**WRITTEN EXERCISE**
Give the data again exactly as written, skipping any pictures.

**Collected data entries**
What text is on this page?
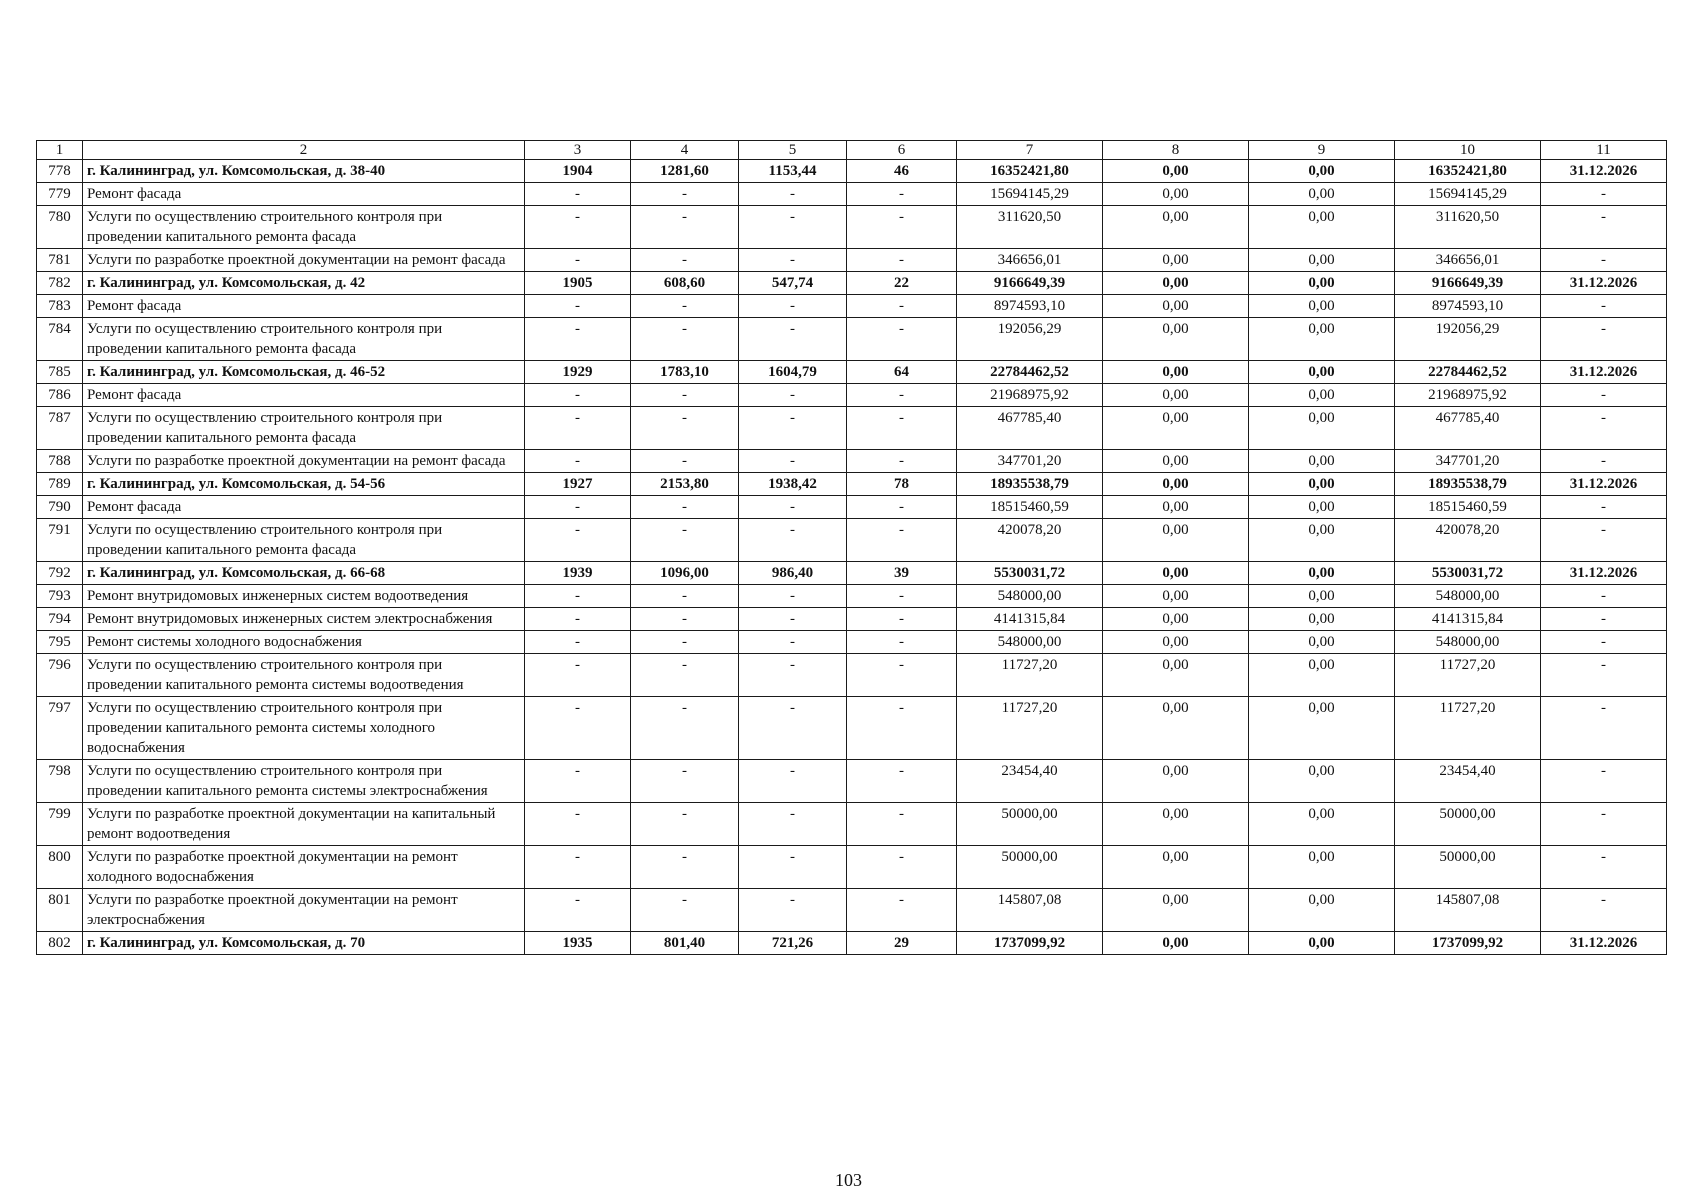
1	2	3	4	5	6	7	8	9	10	11
778	г. Калининград, ул. Комсомольская, д. 38-40	1904	1281,60	1153,44	46	16352421,80	0,00	0,00	16352421,80	31.12.2026
779	Ремонт фасада	-	-	-	-	15694145,29	0,00	0,00	15694145,29	-
780	Услуги по осуществлению строительного контроля при проведении капитального ремонта фасада	-	-	-	-	311620,50	0,00	0,00	311620,50	-
781	Услуги по разработке проектной документации на ремонт фасада	-	-	-	-	346656,01	0,00	0,00	346656,01	-
782	г. Калининград, ул. Комсомольская, д. 42	1905	608,60	547,74	22	9166649,39	0,00	0,00	9166649,39	31.12.2026
783	Ремонт фасада	-	-	-	-	8974593,10	0,00	0,00	8974593,10	-
784	Услуги по осуществлению строительного контроля при проведении капитального ремонта фасада	-	-	-	-	192056,29	0,00	0,00	192056,29	-
785	г. Калининград, ул. Комсомольская, д. 46-52	1929	1783,10	1604,79	64	22784462,52	0,00	0,00	22784462,52	31.12.2026
786	Ремонт фасада	-	-	-	-	21968975,92	0,00	0,00	21968975,92	-
787	Услуги по осуществлению строительного контроля при проведении капитального ремонта фасада	-	-	-	-	467785,40	0,00	0,00	467785,40	-
788	Услуги по разработке проектной документации на ремонт фасада	-	-	-	-	347701,20	0,00	0,00	347701,20	-
789	г. Калининград, ул. Комсомольская, д. 54-56	1927	2153,80	1938,42	78	18935538,79	0,00	0,00	18935538,79	31.12.2026
790	Ремонт фасада	-	-	-	-	18515460,59	0,00	0,00	18515460,59	-
791	Услуги по осуществлению строительного контроля при проведении капитального ремонта фасада	-	-	-	-	420078,20	0,00	0,00	420078,20	-
792	г. Калининград, ул. Комсомольская, д. 66-68	1939	1096,00	986,40	39	5530031,72	0,00	0,00	5530031,72	31.12.2026
793	Ремонт внутридомовых инженерных систем водоотведения	-	-	-	-	548000,00	0,00	0,00	548000,00	-
794	Ремонт внутридомовых инженерных систем электроснабжения	-	-	-	-	4141315,84	0,00	0,00	4141315,84	-
795	Ремонт системы холодного водоснабжения	-	-	-	-	548000,00	0,00	0,00	548000,00	-
796	Услуги по осуществлению строительного контроля при проведении капитального ремонта системы водоотведения	-	-	-	-	11727,20	0,00	0,00	11727,20	-
797	Услуги по осуществлению строительного контроля при проведении капитального ремонта системы холодного водоснабжения	-	-	-	-	11727,20	0,00	0,00	11727,20	-
798	Услуги по осуществлению строительного контроля при проведении капитального ремонта системы электроснабжения	-	-	-	-	23454,40	0,00	0,00	23454,40	-
799	Услуги по разработке проектной документации на капитальный ремонт водоотведения	-	-	-	-	50000,00	0,00	0,00	50000,00	-
800	Услуги по разработке проектной документации на ремонт холодного водоснабжения	-	-	-	-	50000,00	0,00	0,00	50000,00	-
801	Услуги по разработке проектной документации на ремонт электроснабжения	-	-	-	-	145807,08	0,00	0,00	145807,08	-
802	г. Калининград, ул. Комсомольская, д. 70	1935	801,40	721,26	29	1737099,92	0,00	0,00	1737099,92	31.12.2026
103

**SOLUTION TO THIS TASK**
What text is on this page?
1	2	3	4	5	6	7	8	9	10	11
778	г. Калининград, ул. Комсомольская, д. 38-40	1904	1281,60	1153,44	46	16352421,80	0,00	0,00	16352421,80	31.12.2026
779	Ремонт фасада	-	-	-	-	15694145,29	0,00	0,00	15694145,29	-
780	Услуги по осуществлению строительного контроля при проведении капитального ремонта фасада	-	-	-	-	311620,50	0,00	0,00	311620,50	-
781	Услуги по разработке проектной документации на ремонт фасада	-	-	-	-	346656,01	0,00	0,00	346656,01	-
782	г. Калининград, ул. Комсомольская, д. 42	1905	608,60	547,74	22	9166649,39	0,00	0,00	9166649,39	31.12.2026
783	Ремонт фасада	-	-	-	-	8974593,10	0,00	0,00	8974593,10	-
784	Услуги по осуществлению строительного контроля при проведении капитального ремонта фасада	-	-	-	-	192056,29	0,00	0,00	192056,29	-
785	г. Калининград, ул. Комсомольская, д. 46-52	1929	1783,10	1604,79	64	22784462,52	0,00	0,00	22784462,52	31.12.2026
786	Ремонт фасада	-	-	-	-	21968975,92	0,00	0,00	21968975,92	-
787	Услуги по осуществлению строительного контроля при проведении капитального ремонта фасада	-	-	-	-	467785,40	0,00	0,00	467785,40	-
788	Услуги по разработке проектной документации на ремонт фасада	-	-	-	-	347701,20	0,00	0,00	347701,20	-
789	г. Калининград, ул. Комсомольская, д. 54-56	1927	2153,80	1938,42	78	18935538,79	0,00	0,00	18935538,79	31.12.2026
790	Ремонт фасада	-	-	-	-	18515460,59	0,00	0,00	18515460,59	-
791	Услуги по осуществлению строительного контроля при проведении капитального ремонта фасада	-	-	-	-	420078,20	0,00	0,00	420078,20	-
792	г. Калининград, ул. Комсомольская, д. 66-68	1939	1096,00	986,40	39	5530031,72	0,00	0,00	5530031,72	31.12.2026
793	Ремонт внутридомовых инженерных систем водоотведения	-	-	-	-	548000,00	0,00	0,00	548000,00	-
794	Ремонт внутридомовых инженерных систем электроснабжения	-	-	-	-	4141315,84	0,00	0,00	4141315,84	-
795	Ремонт системы холодного водоснабжения	-	-	-	-	548000,00	0,00	0,00	548000,00	-
796	Услуги по осуществлению строительного контроля при проведении капитального ремонта системы водоотведения	-	-	-	-	11727,20	0,00	0,00	11727,20	-
797	Услуги по осуществлению строительного контроля при проведении капитального ремонта системы холодного водоснабжения	-	-	-	-	11727,20	0,00	0,00	11727,20	-
798	Услуги по осуществлению строительного контроля при проведении капитального ремонта системы электроснабжения	-	-	-	-	23454,40	0,00	0,00	23454,40	-
799	Услуги по разработке проектной документации на капитальный ремонт водоотведения	-	-	-	-	50000,00	0,00	0,00	50000,00	-
800	Услуги по разработке проектной документации на ремонт холодного водоснабжения	-	-	-	-	50000,00	0,00	0,00	50000,00	-
801	Услуги по разработке проектной документации на ремонт электроснабжения	-	-	-	-	145807,08	0,00	0,00	145807,08	-
802	г. Калининград, ул. Комсомольская, д. 70	1935	801,40	721,26	29	1737099,92	0,00	0,00	1737099,92	31.12.2026
103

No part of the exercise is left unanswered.